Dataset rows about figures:
* start *

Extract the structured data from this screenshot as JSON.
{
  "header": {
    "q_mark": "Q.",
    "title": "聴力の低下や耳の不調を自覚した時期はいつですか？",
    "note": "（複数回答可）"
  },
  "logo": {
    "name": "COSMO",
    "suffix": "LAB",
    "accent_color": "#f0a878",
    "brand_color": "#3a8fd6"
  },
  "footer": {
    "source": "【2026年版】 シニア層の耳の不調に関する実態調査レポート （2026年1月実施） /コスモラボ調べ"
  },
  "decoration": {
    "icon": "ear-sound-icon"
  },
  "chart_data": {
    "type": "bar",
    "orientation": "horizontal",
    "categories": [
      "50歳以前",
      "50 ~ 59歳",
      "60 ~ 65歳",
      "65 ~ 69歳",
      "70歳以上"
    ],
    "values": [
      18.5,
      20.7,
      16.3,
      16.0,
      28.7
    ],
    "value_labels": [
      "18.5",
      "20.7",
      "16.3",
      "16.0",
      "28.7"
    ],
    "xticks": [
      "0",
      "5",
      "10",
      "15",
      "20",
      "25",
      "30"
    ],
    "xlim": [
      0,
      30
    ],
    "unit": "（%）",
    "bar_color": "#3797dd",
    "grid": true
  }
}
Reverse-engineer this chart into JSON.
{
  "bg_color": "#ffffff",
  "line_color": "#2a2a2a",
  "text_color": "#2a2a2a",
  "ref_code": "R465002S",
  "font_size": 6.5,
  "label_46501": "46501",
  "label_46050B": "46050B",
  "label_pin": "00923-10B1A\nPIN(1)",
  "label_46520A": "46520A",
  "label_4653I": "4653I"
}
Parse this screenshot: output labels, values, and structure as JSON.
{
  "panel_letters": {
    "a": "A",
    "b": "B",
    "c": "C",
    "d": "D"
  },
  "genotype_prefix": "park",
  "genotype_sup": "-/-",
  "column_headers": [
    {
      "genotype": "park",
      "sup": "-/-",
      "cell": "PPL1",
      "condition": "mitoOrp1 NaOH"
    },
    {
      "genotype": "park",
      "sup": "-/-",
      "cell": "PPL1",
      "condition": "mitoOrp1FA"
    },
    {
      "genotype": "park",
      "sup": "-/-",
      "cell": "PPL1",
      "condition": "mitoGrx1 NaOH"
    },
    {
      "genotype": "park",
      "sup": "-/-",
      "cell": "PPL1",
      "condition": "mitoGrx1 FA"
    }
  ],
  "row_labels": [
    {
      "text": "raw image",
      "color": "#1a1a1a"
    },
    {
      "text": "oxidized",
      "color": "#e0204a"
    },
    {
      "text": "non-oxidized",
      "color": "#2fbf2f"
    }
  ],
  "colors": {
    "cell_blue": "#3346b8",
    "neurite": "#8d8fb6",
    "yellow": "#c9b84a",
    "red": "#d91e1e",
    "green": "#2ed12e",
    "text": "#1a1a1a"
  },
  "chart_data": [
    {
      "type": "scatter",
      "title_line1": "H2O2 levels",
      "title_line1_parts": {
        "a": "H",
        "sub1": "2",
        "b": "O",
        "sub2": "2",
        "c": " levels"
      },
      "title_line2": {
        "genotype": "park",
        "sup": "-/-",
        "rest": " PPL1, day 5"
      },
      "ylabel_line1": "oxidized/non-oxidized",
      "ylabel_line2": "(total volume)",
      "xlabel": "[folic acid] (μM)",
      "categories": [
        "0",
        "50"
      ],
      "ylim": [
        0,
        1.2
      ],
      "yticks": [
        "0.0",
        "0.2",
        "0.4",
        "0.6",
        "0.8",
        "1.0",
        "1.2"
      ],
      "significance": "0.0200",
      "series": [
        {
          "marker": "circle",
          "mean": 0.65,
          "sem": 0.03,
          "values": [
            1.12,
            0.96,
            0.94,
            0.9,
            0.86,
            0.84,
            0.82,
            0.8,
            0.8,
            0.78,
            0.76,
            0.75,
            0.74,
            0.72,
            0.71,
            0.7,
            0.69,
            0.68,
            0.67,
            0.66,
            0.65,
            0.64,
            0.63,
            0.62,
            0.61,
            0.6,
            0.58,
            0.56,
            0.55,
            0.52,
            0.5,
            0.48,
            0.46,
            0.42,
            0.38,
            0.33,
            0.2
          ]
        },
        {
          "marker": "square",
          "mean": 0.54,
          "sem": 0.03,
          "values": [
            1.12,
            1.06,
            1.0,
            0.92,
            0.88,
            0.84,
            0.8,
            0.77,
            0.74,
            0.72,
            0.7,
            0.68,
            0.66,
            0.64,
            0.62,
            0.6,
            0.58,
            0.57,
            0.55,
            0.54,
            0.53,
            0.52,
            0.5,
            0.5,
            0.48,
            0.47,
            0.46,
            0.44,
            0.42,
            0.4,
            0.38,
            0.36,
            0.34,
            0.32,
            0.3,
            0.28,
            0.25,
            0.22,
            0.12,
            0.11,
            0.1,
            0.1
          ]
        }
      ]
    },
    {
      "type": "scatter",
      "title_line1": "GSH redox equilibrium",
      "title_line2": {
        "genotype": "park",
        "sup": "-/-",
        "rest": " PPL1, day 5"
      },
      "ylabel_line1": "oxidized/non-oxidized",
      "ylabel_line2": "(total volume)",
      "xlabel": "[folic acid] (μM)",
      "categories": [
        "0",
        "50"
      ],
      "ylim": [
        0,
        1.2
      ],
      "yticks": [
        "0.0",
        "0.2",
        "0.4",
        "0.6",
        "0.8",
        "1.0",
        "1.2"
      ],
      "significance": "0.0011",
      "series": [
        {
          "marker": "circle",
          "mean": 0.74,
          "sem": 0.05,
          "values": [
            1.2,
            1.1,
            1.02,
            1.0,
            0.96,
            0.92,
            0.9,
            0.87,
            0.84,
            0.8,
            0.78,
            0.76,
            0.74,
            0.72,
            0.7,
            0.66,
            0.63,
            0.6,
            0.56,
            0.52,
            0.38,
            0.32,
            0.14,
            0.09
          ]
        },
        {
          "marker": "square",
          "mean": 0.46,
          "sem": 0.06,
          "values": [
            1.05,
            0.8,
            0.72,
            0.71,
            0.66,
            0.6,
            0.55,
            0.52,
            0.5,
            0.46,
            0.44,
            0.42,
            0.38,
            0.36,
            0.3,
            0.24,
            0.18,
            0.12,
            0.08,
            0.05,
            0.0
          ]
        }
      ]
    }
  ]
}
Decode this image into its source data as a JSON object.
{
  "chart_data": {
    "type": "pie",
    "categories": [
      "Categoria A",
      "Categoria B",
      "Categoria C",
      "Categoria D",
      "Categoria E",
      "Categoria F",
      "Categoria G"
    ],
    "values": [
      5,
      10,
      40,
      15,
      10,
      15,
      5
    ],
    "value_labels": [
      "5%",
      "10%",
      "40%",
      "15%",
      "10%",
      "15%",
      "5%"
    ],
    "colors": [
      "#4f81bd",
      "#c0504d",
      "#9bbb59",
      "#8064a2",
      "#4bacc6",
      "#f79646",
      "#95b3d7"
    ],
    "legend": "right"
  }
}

* end *

• **To be done**:
Repeat exactly, and only, the lines from the one containing "Decode this image" through the end of the material.

• **Completed exercise**:
Decode this image into its source data as a JSON object.
{
  "chart_data": {
    "type": "pie",
    "categories": [
      "Categoria A",
      "Categoria B",
      "Categoria C",
      "Categoria D",
      "Categoria E",
      "Categoria F",
      "Categoria G"
    ],
    "values": [
      5,
      10,
      40,
      15,
      10,
      15,
      5
    ],
    "value_labels": [
      "5%",
      "10%",
      "40%",
      "15%",
      "10%",
      "15%",
      "5%"
    ],
    "colors": [
      "#4f81bd",
      "#c0504d",
      "#9bbb59",
      "#8064a2",
      "#4bacc6",
      "#f79646",
      "#95b3d7"
    ],
    "legend": "right"
  }
}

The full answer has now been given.